• _Required work_
Give the data again, word for word.

BEGIN Record set

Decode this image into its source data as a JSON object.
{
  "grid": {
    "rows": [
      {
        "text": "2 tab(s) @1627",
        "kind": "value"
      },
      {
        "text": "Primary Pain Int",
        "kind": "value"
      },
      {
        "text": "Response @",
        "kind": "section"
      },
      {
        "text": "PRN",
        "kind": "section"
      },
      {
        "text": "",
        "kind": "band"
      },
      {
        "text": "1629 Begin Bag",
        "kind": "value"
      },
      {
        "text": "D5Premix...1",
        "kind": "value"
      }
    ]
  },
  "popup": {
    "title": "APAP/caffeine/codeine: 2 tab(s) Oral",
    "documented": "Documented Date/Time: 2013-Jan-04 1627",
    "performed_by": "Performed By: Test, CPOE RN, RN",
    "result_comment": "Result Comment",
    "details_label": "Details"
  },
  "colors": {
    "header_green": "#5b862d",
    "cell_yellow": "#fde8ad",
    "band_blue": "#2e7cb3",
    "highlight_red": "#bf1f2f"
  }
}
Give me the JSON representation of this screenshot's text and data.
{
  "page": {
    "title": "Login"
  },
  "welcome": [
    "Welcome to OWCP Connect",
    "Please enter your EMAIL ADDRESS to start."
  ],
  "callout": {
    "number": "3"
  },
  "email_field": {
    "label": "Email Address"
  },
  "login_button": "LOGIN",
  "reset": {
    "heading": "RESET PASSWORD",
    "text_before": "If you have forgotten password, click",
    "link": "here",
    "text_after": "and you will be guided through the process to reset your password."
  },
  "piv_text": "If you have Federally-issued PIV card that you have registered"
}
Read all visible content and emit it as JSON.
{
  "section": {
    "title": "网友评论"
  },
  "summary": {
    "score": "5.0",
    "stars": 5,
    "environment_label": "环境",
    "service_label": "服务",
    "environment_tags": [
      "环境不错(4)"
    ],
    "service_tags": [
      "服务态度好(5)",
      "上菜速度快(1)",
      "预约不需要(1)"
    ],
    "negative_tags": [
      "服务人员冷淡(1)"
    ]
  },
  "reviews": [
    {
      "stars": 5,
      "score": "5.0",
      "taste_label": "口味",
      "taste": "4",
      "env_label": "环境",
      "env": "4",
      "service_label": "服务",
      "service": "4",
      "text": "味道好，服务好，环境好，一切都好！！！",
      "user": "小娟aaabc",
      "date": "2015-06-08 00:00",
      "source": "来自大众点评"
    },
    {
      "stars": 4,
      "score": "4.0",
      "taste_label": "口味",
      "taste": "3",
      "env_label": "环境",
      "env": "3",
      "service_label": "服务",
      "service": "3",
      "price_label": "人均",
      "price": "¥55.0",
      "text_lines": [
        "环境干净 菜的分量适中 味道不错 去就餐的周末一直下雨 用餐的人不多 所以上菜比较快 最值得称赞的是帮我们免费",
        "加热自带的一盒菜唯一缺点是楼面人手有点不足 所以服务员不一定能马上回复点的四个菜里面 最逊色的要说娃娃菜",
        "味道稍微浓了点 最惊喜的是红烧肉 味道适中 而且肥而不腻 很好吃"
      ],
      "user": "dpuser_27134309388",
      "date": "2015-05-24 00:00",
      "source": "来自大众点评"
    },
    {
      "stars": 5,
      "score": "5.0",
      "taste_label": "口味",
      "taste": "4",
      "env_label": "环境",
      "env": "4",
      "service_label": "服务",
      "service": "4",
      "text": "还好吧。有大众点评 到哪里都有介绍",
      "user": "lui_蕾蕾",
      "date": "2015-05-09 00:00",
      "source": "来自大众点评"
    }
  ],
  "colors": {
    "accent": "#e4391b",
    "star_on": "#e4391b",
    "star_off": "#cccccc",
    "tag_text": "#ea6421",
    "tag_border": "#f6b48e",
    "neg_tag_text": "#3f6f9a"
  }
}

END Record set

• _Result of the task_
Decode this image into its source data as a JSON object.
{
  "grid": {
    "rows": [
      {
        "text": "2 tab(s) @1627",
        "kind": "value"
      },
      {
        "text": "Primary Pain Int",
        "kind": "value"
      },
      {
        "text": "Response @",
        "kind": "section"
      },
      {
        "text": "PRN",
        "kind": "section"
      },
      {
        "text": "",
        "kind": "band"
      },
      {
        "text": "1629 Begin Bag",
        "kind": "value"
      },
      {
        "text": "D5Premix...1",
        "kind": "value"
      }
    ]
  },
  "popup": {
    "title": "APAP/caffeine/codeine: 2 tab(s) Oral",
    "documented": "Documented Date/Time: 2013-Jan-04 1627",
    "performed_by": "Performed By: Test, CPOE RN, RN",
    "result_comment": "Result Comment",
    "details_label": "Details"
  },
  "colors": {
    "header_green": "#5b862d",
    "cell_yellow": "#fde8ad",
    "band_blue": "#2e7cb3",
    "highlight_red": "#bf1f2f"
  }
}
Give me the JSON representation of this screenshot's text and data.
{
  "page": {
    "title": "Login"
  },
  "welcome": [
    "Welcome to OWCP Connect",
    "Please enter your EMAIL ADDRESS to start."
  ],
  "callout": {
    "number": "3"
  },
  "email_field": {
    "label": "Email Address"
  },
  "login_button": "LOGIN",
  "reset": {
    "heading": "RESET PASSWORD",
    "text_before": "If you have forgotten password, click",
    "link": "here",
    "text_after": "and you will be guided through the process to reset your password."
  },
  "piv_text": "If you have Federally-issued PIV card that you have registered"
}
Read all visible content and emit it as JSON.
{
  "section": {
    "title": "网友评论"
  },
  "summary": {
    "score": "5.0",
    "stars": 5,
    "environment_label": "环境",
    "service_label": "服务",
    "environment_tags": [
      "环境不错(4)"
    ],
    "service_tags": [
      "服务态度好(5)",
      "上菜速度快(1)",
      "预约不需要(1)"
    ],
    "negative_tags": [
      "服务人员冷淡(1)"
    ]
  },
  "reviews": [
    {
      "stars": 5,
      "score": "5.0",
      "taste_label": "口味",
      "taste": "4",
      "env_label": "环境",
      "env": "4",
      "service_label": "服务",
      "service": "4",
      "text": "味道好，服务好，环境好，一切都好！！！",
      "user": "小娟aaabc",
      "date": "2015-06-08 00:00",
      "source": "来自大众点评"
    },
    {
      "stars": 4,
      "score": "4.0",
      "taste_label": "口味",
      "taste": "3",
      "env_label": "环境",
      "env": "3",
      "service_label": "服务",
      "service": "3",
      "price_label": "人均",
      "price": "¥55.0",
      "text_lines": [
        "环境干净 菜的分量适中 味道不错 去就餐的周末一直下雨 用餐的人不多 所以上菜比较快 最值得称赞的是帮我们免费",
        "加热自带的一盒菜唯一缺点是楼面人手有点不足 所以服务员不一定能马上回复点的四个菜里面 最逊色的要说娃娃菜",
        "味道稍微浓了点 最惊喜的是红烧肉 味道适中 而且肥而不腻 很好吃"
      ],
      "user": "dpuser_27134309388",
      "date": "2015-05-24 00:00",
      "source": "来自大众点评"
    },
    {
      "stars": 5,
      "score": "5.0",
      "taste_label": "口味",
      "taste": "4",
      "env_label": "环境",
      "env": "4",
      "service_label": "服务",
      "service": "4",
      "text": "还好吧。有大众点评 到哪里都有介绍",
      "user": "lui_蕾蕾",
      "date": "2015-05-09 00:00",
      "source": "来自大众点评"
    }
  ],
  "colors": {
    "accent": "#e4391b",
    "star_on": "#e4391b",
    "star_off": "#cccccc",
    "tag_text": "#ea6421",
    "tag_border": "#f6b48e",
    "neg_tag_text": "#3f6f9a"
  }
}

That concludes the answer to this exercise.